* Given instruction:
Examine each line of the data. Copy those that contain the string "Frame".

======== Material ========

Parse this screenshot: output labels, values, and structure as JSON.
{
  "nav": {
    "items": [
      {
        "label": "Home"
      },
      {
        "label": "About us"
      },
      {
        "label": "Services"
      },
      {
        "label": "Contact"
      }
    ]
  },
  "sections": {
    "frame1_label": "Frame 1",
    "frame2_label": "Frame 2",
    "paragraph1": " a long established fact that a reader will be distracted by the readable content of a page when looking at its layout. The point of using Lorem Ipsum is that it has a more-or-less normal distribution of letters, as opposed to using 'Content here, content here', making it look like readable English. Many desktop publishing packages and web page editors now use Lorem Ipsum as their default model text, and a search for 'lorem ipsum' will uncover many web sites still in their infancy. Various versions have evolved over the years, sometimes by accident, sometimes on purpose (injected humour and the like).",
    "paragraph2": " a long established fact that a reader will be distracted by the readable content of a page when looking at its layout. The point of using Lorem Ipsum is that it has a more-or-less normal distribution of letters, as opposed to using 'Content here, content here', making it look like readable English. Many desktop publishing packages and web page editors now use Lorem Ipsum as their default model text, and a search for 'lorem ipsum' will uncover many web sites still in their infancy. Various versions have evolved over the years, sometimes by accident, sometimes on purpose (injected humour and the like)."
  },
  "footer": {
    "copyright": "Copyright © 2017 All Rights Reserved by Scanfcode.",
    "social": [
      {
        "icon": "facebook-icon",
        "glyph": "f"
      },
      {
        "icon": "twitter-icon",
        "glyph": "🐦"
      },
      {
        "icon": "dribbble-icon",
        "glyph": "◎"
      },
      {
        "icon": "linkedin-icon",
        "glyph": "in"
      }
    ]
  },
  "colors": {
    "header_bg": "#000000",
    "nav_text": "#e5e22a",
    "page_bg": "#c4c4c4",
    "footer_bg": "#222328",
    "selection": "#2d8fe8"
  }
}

========

* Correct response:
    "frame1_label": "Frame 1",
    "frame2_label": "Frame 2",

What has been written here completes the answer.